[AVAILABLE DATA]
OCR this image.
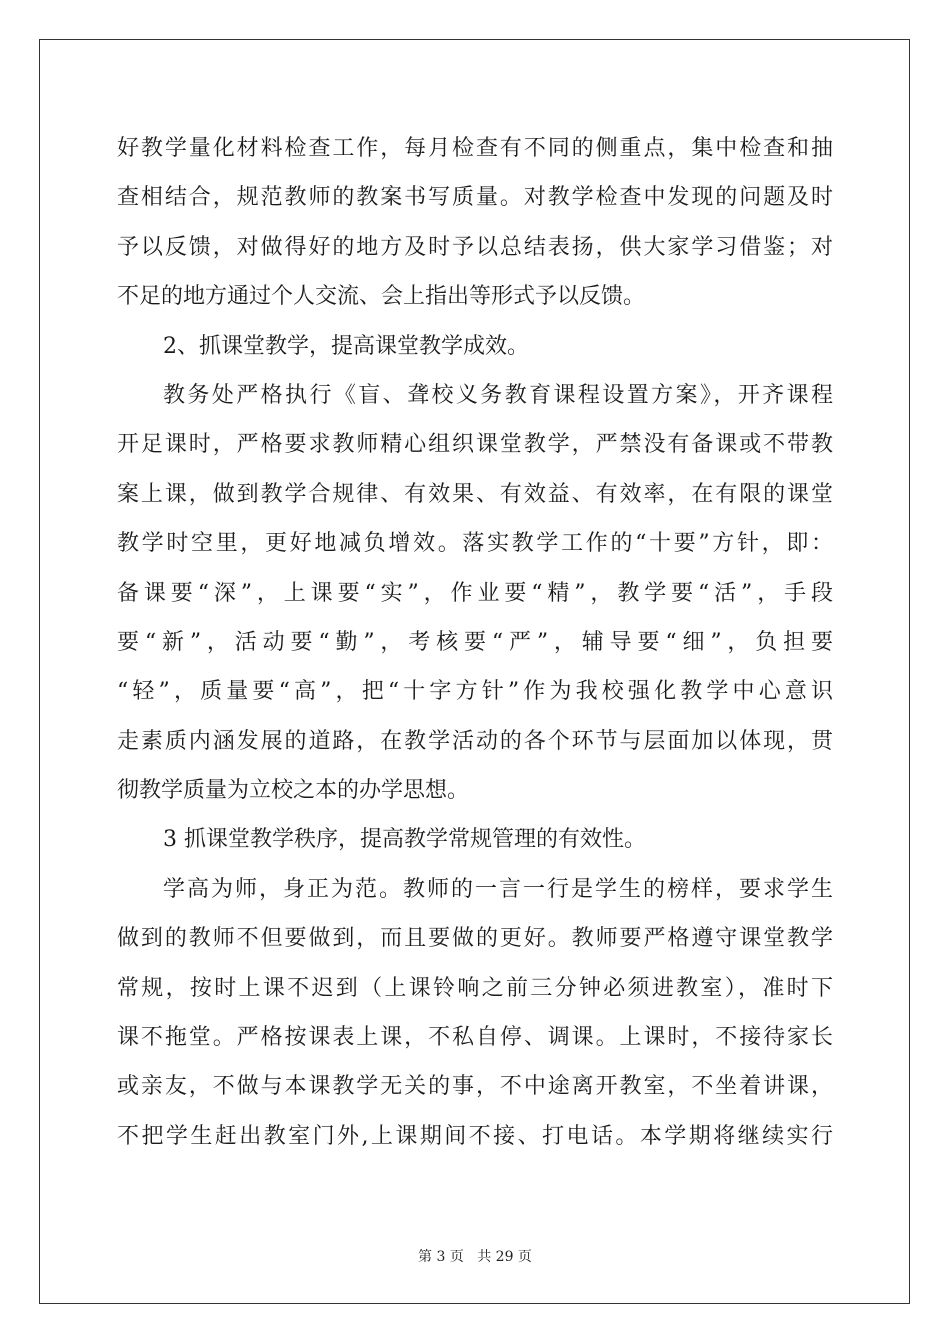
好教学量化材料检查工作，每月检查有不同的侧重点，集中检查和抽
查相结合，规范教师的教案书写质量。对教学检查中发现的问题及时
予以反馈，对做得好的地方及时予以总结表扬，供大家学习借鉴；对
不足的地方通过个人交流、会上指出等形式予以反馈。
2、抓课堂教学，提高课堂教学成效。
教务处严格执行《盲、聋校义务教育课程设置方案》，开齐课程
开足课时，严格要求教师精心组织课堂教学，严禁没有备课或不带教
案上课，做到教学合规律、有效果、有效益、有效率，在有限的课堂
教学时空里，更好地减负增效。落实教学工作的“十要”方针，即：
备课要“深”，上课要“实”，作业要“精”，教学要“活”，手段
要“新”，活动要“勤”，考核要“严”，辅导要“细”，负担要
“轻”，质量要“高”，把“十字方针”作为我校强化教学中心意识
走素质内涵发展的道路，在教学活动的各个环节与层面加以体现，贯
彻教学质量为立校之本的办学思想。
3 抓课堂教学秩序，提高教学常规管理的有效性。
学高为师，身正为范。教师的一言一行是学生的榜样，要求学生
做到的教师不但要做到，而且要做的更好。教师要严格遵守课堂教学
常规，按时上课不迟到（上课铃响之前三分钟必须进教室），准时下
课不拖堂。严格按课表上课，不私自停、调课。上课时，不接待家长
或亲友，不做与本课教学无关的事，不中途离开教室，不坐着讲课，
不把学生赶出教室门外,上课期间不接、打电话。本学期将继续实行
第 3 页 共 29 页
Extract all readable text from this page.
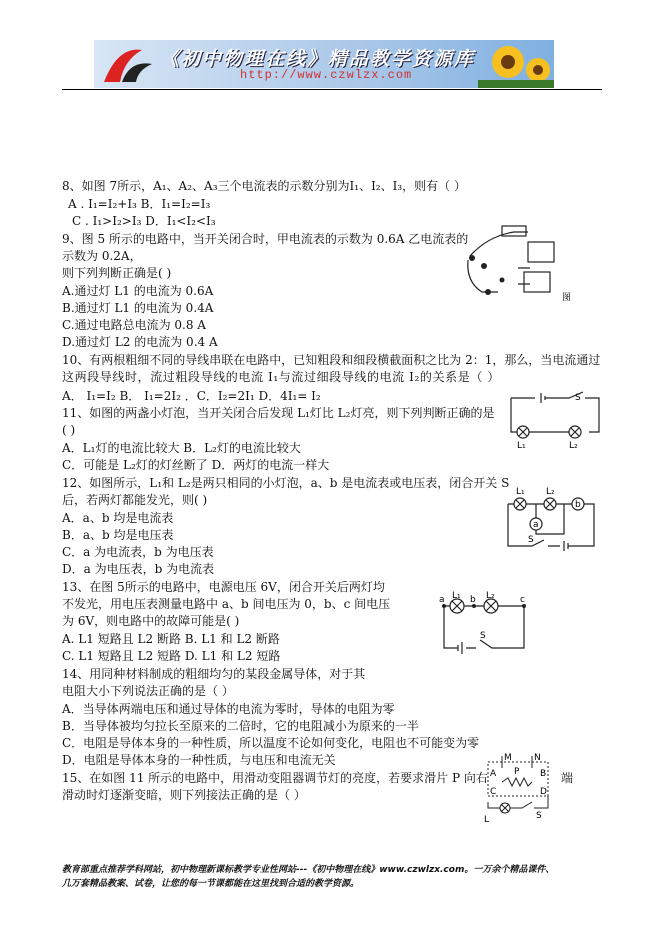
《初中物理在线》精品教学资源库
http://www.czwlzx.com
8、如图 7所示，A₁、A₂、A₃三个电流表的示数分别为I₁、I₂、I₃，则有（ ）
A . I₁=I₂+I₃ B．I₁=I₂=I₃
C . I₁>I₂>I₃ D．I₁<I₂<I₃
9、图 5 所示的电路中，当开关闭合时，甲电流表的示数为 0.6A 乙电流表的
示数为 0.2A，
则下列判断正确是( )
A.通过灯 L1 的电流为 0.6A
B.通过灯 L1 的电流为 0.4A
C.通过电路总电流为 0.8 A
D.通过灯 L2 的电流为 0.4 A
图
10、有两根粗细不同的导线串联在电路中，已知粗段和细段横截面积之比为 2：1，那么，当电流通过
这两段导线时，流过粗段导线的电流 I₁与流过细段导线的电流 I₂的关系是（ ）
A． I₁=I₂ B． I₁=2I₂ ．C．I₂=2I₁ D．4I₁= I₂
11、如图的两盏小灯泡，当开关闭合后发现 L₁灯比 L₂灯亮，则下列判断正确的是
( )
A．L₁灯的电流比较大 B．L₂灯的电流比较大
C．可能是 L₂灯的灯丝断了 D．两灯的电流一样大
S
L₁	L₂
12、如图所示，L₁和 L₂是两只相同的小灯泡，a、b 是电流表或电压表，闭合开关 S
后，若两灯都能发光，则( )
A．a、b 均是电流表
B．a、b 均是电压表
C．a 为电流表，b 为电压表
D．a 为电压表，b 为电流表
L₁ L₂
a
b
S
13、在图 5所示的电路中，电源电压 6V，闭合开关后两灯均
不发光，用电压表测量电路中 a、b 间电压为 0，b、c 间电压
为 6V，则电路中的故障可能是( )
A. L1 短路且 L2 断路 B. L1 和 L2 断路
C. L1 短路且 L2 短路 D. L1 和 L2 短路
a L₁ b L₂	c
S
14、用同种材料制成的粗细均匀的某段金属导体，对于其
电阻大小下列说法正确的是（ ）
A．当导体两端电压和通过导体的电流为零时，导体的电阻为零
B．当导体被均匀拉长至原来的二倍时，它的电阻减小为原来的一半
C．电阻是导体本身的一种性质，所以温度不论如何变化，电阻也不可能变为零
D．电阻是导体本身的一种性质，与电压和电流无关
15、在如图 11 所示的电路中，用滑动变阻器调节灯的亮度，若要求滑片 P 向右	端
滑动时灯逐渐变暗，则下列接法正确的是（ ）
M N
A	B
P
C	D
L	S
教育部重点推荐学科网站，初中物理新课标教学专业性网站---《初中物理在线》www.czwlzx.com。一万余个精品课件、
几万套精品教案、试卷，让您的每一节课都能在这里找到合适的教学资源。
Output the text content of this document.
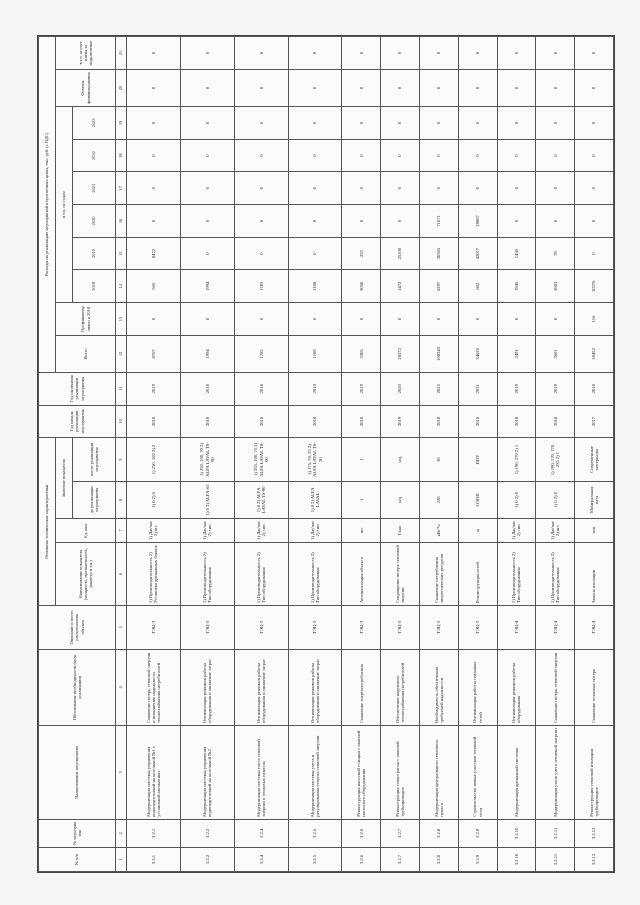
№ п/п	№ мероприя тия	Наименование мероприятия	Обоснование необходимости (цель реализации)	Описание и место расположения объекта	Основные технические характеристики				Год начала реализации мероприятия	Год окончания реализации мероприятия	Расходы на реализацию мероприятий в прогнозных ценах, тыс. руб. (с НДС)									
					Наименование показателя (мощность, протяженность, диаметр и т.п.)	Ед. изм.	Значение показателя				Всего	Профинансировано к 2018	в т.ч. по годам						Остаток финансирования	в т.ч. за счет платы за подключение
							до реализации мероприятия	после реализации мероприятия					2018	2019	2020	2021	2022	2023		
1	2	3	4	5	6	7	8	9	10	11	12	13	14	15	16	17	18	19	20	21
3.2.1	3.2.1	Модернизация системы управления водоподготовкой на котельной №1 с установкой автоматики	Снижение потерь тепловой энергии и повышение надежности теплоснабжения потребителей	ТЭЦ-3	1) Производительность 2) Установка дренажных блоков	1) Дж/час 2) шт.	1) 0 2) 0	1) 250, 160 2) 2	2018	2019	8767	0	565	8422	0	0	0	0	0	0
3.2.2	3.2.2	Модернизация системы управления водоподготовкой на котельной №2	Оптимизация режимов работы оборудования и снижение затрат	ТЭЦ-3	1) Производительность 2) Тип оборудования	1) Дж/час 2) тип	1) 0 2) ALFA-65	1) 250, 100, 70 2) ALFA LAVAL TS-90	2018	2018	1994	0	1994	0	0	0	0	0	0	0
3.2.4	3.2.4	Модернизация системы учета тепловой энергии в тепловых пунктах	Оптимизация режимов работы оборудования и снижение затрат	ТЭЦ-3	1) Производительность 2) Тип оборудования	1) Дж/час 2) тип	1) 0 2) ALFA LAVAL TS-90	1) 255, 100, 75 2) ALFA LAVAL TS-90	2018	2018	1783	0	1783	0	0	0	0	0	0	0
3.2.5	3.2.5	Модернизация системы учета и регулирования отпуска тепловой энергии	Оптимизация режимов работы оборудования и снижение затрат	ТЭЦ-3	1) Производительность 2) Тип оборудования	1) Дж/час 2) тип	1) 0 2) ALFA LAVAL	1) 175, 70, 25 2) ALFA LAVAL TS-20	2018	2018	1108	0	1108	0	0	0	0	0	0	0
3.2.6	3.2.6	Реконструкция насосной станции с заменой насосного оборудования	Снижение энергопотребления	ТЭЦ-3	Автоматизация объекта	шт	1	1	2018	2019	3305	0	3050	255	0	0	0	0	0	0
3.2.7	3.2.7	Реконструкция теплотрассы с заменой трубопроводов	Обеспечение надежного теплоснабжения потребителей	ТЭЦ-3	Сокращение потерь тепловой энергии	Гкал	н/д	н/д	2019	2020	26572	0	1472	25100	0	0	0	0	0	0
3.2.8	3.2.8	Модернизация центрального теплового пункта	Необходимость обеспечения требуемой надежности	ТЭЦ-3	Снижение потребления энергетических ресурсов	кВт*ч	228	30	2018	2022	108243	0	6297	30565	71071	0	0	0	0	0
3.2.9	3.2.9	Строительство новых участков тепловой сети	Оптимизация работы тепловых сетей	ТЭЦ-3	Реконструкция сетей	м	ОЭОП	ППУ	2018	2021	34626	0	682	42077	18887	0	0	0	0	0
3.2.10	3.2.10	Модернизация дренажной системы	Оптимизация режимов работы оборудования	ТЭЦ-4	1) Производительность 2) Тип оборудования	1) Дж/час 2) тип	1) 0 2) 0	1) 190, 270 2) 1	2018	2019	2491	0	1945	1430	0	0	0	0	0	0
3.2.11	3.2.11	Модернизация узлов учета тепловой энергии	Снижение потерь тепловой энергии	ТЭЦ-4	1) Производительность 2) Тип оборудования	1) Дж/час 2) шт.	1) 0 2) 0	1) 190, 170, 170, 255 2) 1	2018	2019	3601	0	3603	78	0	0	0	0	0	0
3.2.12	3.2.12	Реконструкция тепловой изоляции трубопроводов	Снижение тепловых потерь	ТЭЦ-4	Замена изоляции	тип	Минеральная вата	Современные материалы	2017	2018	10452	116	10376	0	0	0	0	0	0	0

[EXERCISE TASK] Across the entries above, how many lines contain "Наименование"? Provide only the count.

[CORRECT RESULT] 2